## REQUEST
Using the listing beneath this task, count the lines with the word "label" and write only the result.

## RECORDS SHOWN
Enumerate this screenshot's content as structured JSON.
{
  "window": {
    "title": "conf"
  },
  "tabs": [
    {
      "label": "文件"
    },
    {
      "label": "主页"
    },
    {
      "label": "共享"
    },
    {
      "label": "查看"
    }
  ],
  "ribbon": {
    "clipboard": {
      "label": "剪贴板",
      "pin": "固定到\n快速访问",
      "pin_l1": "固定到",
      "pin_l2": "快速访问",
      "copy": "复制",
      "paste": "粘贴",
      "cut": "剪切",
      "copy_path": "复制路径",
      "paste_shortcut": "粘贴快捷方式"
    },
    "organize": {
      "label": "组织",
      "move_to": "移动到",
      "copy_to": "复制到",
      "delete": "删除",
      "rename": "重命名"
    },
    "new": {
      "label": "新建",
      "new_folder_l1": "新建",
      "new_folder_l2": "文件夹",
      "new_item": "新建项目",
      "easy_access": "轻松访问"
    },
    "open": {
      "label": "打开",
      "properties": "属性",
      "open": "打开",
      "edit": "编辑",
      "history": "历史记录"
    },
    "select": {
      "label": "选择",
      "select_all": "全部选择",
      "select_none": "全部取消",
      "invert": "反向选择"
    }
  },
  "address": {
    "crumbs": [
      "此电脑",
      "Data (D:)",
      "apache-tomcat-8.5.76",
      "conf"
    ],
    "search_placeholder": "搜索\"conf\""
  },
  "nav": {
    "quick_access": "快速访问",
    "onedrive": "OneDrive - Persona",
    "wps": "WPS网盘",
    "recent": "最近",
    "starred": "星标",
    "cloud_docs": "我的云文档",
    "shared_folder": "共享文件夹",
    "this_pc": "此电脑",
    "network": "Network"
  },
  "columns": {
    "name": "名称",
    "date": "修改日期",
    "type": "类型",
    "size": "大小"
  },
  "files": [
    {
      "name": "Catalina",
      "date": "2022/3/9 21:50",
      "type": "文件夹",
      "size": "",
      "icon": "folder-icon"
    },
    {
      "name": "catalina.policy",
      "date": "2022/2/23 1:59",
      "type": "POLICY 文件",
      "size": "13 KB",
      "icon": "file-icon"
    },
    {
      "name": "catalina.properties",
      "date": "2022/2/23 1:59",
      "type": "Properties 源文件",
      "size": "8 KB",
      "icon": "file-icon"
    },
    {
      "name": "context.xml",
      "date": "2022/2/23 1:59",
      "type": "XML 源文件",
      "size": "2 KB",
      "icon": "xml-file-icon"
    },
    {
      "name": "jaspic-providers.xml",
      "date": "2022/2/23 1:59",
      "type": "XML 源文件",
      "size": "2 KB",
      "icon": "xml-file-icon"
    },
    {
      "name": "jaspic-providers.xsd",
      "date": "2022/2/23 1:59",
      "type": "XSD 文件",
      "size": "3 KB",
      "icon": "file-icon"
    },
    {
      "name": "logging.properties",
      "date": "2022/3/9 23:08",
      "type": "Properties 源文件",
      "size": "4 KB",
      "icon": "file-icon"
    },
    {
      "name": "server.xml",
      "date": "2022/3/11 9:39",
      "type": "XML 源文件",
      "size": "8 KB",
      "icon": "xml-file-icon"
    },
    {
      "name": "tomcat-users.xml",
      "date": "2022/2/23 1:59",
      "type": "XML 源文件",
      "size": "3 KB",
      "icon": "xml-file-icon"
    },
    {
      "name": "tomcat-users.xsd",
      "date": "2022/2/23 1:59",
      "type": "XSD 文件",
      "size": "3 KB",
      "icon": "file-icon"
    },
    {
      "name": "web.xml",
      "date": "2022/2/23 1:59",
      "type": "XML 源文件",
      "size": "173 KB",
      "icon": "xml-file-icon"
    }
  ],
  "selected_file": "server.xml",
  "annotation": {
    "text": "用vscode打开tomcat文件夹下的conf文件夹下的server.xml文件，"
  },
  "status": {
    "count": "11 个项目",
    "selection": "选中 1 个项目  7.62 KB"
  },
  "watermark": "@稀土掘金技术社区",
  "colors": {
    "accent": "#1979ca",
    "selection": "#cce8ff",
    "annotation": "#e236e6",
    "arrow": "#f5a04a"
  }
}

## EXERCISE SOLUTION
9